### [Page excerpt]
——————

= Ludwig Mestler =

Ludwig Mestler (1891–1959) was an artist in Austria before the Anschluss and then later in the United States. While not a major artist, he was an innovator, creating a new style of watercolor painting.

== History ==
Ludwig Mestler was born in Vienna on August 25, 1891, to Joseph and Jenny Kuten Mestler. His father was a choir singer in the Imperial Opera House (now called the Vienna State Opera), where he sang under Gustav Mahler, and also in Vienna's oldest synagogue. As a child Ludwig became devoted to both art and music but, acceding to his parents' that he should receive professional training, after finishing Realschule in 1910, he proceeded to Technische Universität Wien from which he graduated in 1916 an Engineer Architect, the equivalent of a Masters of Architecture.

After three years of military service, during which he rose to the rank of first lieutenant engineer, he worked as a professional engineer for seven years, during which period his pay rose from $19.00 a week to $80.00 a week. He immigrated to the US on February 11, 1923, on the Steam Ship Hanover. In 1927, he became a registered architect in New York state.

On August 14 of the same year he married Miss Wilma Allerhand. This marriage resulted in stress on both sides, and three years later Mestler left his wife to take a job outside New York City. They never reunited. In 1932 Mestler brought action for annulment of their marriage which was granted in 1934.

The Depression following the stock market crash of 1929 made it difficult for Mestler to obtain employment, and this he took as a sign that the time had come for him to give up his architectural career, for which he never cared, and to do what he had always longed to do by exclusively devoting himself to art.

After becoming a US citizen on March 16, 1931, he decide to return to his native Austria where the money he had saved during his years as an architect would last him longer. Back in his homeland, he applied himself industriously to the study of etching, drawing and painting. He studied under Arthur Paunzen and for three years at the Akademie der Bildenden Kunste in Vienna, where in his last year, 37–38, he worked successfully under Karl Sterrer in the Meisterschule fur Malerei. He also found time for travel and took a Mediterranean cruise in addition to seeing much of Austria and Italy. These were productive years producing many sketches, watercolors and etchings.

——————

### [What this task involves]
Reproduce word for word the part of the text about Ludwig Mestler that runs from "After three years" up to and including "New York state.". None of the items have any bearing on the text about Ludwig Mestler.

Excerpts from a layout annotation set:
——————

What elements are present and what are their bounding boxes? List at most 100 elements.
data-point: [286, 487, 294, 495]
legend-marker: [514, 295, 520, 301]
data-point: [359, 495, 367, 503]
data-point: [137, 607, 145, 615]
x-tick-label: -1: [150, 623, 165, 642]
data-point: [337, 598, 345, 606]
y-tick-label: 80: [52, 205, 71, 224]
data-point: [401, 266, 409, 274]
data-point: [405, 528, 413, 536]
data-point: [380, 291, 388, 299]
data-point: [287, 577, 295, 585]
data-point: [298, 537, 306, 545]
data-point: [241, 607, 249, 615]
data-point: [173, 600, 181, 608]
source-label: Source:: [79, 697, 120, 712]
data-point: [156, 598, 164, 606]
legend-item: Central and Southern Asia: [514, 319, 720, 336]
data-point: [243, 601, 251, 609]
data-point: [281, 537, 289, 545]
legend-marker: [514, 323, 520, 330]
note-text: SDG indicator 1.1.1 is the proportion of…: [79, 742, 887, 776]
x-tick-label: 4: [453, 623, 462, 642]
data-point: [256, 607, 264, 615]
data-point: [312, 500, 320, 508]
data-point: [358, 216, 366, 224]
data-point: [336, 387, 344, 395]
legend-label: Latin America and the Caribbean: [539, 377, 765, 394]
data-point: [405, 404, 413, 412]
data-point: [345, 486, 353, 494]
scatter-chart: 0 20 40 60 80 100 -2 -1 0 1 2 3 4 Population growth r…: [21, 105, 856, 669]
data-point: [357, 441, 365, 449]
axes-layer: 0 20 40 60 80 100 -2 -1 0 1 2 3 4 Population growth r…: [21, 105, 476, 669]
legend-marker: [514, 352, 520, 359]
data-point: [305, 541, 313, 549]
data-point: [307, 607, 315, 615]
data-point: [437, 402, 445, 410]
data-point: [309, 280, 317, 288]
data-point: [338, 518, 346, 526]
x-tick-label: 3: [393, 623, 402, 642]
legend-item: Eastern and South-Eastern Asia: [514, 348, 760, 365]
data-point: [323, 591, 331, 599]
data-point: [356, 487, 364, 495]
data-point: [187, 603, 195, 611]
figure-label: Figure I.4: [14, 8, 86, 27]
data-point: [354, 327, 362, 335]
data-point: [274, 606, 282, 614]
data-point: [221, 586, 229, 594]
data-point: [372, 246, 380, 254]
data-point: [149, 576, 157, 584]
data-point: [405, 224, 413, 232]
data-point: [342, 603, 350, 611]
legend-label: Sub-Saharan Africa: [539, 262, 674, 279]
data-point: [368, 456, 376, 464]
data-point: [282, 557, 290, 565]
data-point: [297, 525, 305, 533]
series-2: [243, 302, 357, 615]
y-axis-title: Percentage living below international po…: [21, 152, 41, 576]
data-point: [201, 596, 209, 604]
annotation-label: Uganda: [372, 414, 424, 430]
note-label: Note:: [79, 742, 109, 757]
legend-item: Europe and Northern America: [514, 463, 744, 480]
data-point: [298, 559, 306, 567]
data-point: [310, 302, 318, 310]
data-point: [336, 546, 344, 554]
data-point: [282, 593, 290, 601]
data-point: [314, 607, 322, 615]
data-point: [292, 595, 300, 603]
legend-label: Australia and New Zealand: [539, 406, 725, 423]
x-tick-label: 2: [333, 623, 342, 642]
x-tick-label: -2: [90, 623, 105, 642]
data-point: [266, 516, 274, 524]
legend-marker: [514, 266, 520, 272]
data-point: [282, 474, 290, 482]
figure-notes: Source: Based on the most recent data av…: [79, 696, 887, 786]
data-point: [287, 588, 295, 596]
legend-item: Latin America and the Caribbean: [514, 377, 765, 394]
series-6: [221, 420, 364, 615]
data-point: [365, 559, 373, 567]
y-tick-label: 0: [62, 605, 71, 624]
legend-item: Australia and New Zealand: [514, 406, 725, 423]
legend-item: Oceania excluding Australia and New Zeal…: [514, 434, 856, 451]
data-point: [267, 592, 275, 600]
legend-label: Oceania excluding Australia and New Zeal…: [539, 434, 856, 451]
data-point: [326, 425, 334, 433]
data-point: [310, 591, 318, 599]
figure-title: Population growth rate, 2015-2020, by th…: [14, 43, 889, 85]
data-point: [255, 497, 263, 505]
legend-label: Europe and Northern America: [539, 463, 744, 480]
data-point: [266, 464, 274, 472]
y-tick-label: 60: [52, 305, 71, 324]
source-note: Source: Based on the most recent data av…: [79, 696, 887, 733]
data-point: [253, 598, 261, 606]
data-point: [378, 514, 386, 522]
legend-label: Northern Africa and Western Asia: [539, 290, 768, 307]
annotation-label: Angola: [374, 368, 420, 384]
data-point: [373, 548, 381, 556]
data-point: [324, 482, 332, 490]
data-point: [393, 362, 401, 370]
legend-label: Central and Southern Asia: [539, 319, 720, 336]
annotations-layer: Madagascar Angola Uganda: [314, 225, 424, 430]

——————

### [Solution for this exercise]
After three years of military service, during which he rose to the rank of first lieutenant engineer, he worked as a professional engineer for seven years, during which period his pay rose from $19.00 a week to $80.00 a week. He immigrated to the US on February 11, 1923, on the Steam Ship Hanover. In 1927, he became a registered architect in New York state.